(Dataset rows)
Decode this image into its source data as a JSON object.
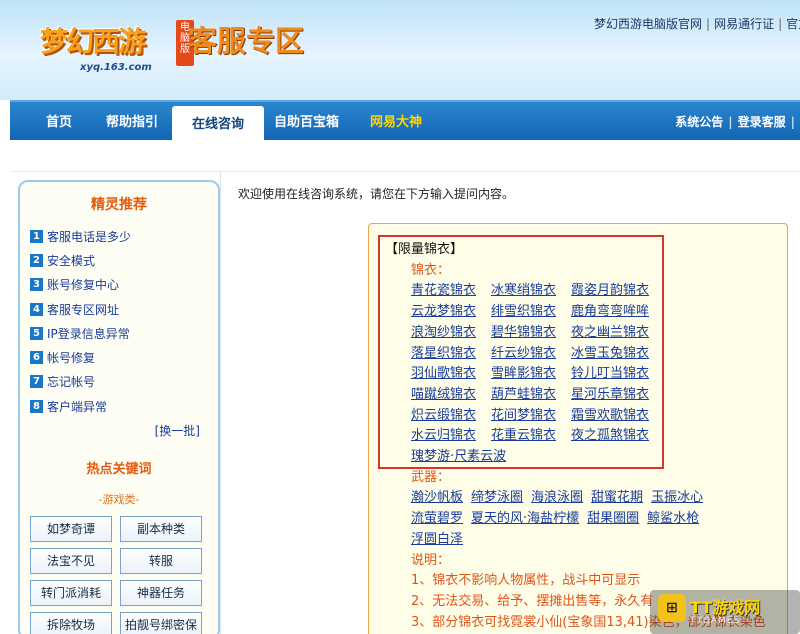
{
  "header": {
    "logo_text": "梦幻西游",
    "logo_badge": "电脑版",
    "logo_url": "xyq.163.com",
    "section_title": "客服专区",
    "top_links": [
      "梦幻西游电脑版官网",
      "网易通行证",
      "官方"
    ]
  },
  "nav": {
    "tabs": [
      {
        "label": "首页"
      },
      {
        "label": "帮助指引"
      },
      {
        "label": "在线咨询"
      },
      {
        "label": "自助百宝箱"
      },
      {
        "label": "网易大神"
      }
    ],
    "right_links": [
      "系统公告",
      "登录客服"
    ]
  },
  "sidebar": {
    "title": "精灵推荐",
    "items": [
      {
        "num": "1",
        "label": "客服电话是多少"
      },
      {
        "num": "2",
        "label": "安全模式"
      },
      {
        "num": "3",
        "label": "账号修复中心"
      },
      {
        "num": "4",
        "label": "客服专区网址"
      },
      {
        "num": "5",
        "label": "IP登录信息异常"
      },
      {
        "num": "6",
        "label": "帐号修复"
      },
      {
        "num": "7",
        "label": "忘记帐号"
      },
      {
        "num": "8",
        "label": "客户端异常"
      }
    ],
    "swap": "[换一批]",
    "hot_title": "热点关键词",
    "hot_sub": "-游戏类-",
    "keywords": [
      "如梦奇谭",
      "副本种类",
      "法宝不见",
      "转服",
      "转门派消耗",
      "神器任务",
      "拆除牧场",
      "拍靓号绑密保"
    ]
  },
  "main": {
    "welcome": "欢迎使用在线咨询系统，请您在下方输入提问内容。",
    "head": "【限量锦衣】",
    "jinyi_label": "锦衣：",
    "jinyi_rows": [
      [
        "青花瓷锦衣",
        "冰寒绡锦衣",
        "霞姿月韵锦衣"
      ],
      [
        "云龙梦锦衣",
        "绯雪织锦衣",
        "鹿角弯弯哞哞"
      ],
      [
        "浪淘纱锦衣",
        "碧华锦锦衣",
        "夜之幽兰锦衣"
      ],
      [
        "落星织锦衣",
        "纤云纱锦衣",
        "冰雪玉兔锦衣"
      ],
      [
        "羽仙歌锦衣",
        "雪眸影锦衣",
        "铃儿叮当锦衣"
      ],
      [
        "喵蹴绒锦衣",
        "葫芦蛙锦衣",
        "星河乐章锦衣"
      ],
      [
        "炽云缎锦衣",
        "花间梦锦衣",
        "霜雪欢歌锦衣"
      ],
      [
        "水云归锦衣",
        "花重云锦衣",
        "夜之孤煞锦衣"
      ],
      [
        "瑰梦游·尺素云波"
      ]
    ],
    "weapon_label": "武器：",
    "weapon_rows": [
      [
        "瀚沙帆板",
        "缔梦泳圈",
        "海浪泳圈",
        "甜蜜花期",
        "玉振冰心"
      ],
      [
        "流萤碧罗",
        "夏天的风·海盐柠檬",
        "甜果圈圈",
        "鲸鲨水枪"
      ],
      [
        "浮圆白泽"
      ]
    ],
    "note_label": "说明：",
    "notes": [
      "1、锦衣不影响人物属性，战斗中可显示",
      "2、无法交易、给予、摆摊出售等，永久有",
      "3、部分锦衣可找霓裳小仙(宝象国13,41)染色，部分锦衣染色"
    ]
  },
  "watermark": {
    "text": "TT游戏网",
    "sub": "TTGAMES"
  },
  "colors": {
    "nav": "#1a6fbe",
    "accent": "#e0541a",
    "highlight_border": "#d8332e",
    "link": "#1a3c9a"
  }
}
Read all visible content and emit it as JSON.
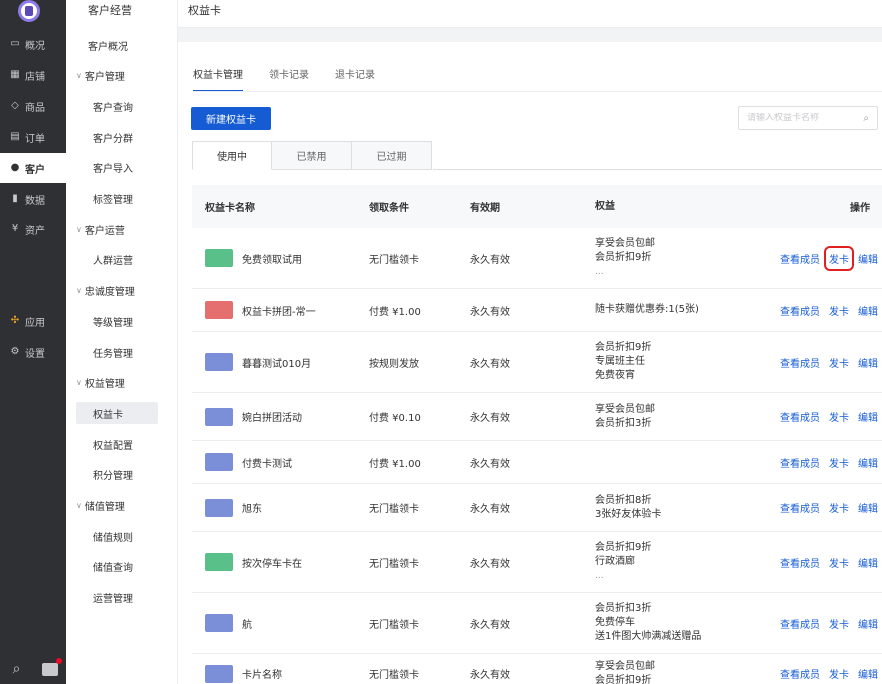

§ **SET TASK**:
Copy the data character for character, but drop all pictures from the copy.

§ **WRITTEN ANSWER**:
Decode this image into its source data as a JSON object.
{
  "header": {
    "logo_text": "梦幻西游",
    "logo_badge": "电脑版",
    "logo_url": "xyq.163.com",
    "section_title": "客服专区",
    "top_links": [
      "梦幻西游电脑版官网",
      "网易通行证",
      "官方"
    ]
  },
  "nav": {
    "tabs": [
      {
        "label": "首页"
      },
      {
        "label": "帮助指引"
      },
      {
        "label": "在线咨询"
      },
      {
        "label": "自助百宝箱"
      },
      {
        "label": "网易大神"
      }
    ],
    "right_links": [
      "系统公告",
      "登录客服"
    ]
  },
  "sidebar": {
    "title": "精灵推荐",
    "items": [
      {
        "num": "1",
        "label": "客服电话是多少"
      },
      {
        "num": "2",
        "label": "安全模式"
      },
      {
        "num": "3",
        "label": "账号修复中心"
      },
      {
        "num": "4",
        "label": "客服专区网址"
      },
      {
        "num": "5",
        "label": "IP登录信息异常"
      },
      {
        "num": "6",
        "label": "帐号修复"
      },
      {
        "num": "7",
        "label": "忘记帐号"
      },
      {
        "num": "8",
        "label": "客户端异常"
      }
    ],
    "swap": "[换一批]",
    "hot_title": "热点关键词",
    "hot_sub": "-游戏类-",
    "keywords": [
      "如梦奇谭",
      "副本种类",
      "法宝不见",
      "转服",
      "转门派消耗",
      "神器任务",
      "拆除牧场",
      "拍靓号绑密保"
    ]
  },
  "main": {
    "welcome": "欢迎使用在线咨询系统，请您在下方输入提问内容。",
    "head": "【限量锦衣】",
    "jinyi_label": "锦衣：",
    "jinyi_rows": [
      [
        "青花瓷锦衣",
        "冰寒绡锦衣",
        "霞姿月韵锦衣"
      ],
      [
        "云龙梦锦衣",
        "绯雪织锦衣",
        "鹿角弯弯哞哞"
      ],
      [
        "浪淘纱锦衣",
        "碧华锦锦衣",
        "夜之幽兰锦衣"
      ],
      [
        "落星织锦衣",
        "纤云纱锦衣",
        "冰雪玉兔锦衣"
      ],
      [
        "羽仙歌锦衣",
        "雪眸影锦衣",
        "铃儿叮当锦衣"
      ],
      [
        "喵蹴绒锦衣",
        "葫芦蛙锦衣",
        "星河乐章锦衣"
      ],
      [
        "炽云缎锦衣",
        "花间梦锦衣",
        "霜雪欢歌锦衣"
      ],
      [
        "水云归锦衣",
        "花重云锦衣",
        "夜之孤煞锦衣"
      ],
      [
        "瑰梦游·尺素云波"
      ]
    ],
    "weapon_label": "武器：",
    "weapon_rows": [
      [
        "瀚沙帆板",
        "缔梦泳圈",
        "海浪泳圈",
        "甜蜜花期",
        "玉振冰心"
      ],
      [
        "流萤碧罗",
        "夏天的风·海盐柠檬",
        "甜果圈圈",
        "鲸鲨水枪"
      ],
      [
        "浮圆白泽"
      ]
    ],
    "note_label": "说明：",
    "notes": [
      "1、锦衣不影响人物属性，战斗中可显示",
      "2、无法交易、给予、摆摊出售等，永久有",
      "3、部分锦衣可找霓裳小仙(宝象国13,41)染色，部分锦衣染色"
    ]
  },
  "watermark": {
    "text": "TT游戏网",
    "sub": "TTGAMES"
  },
  "colors": {
    "nav": "#1a6fbe",
    "accent": "#e0541a",
    "highlight_border": "#d8332e",
    "link": "#1a3c9a"
  }
}
Read all visible content and emit it as JSON.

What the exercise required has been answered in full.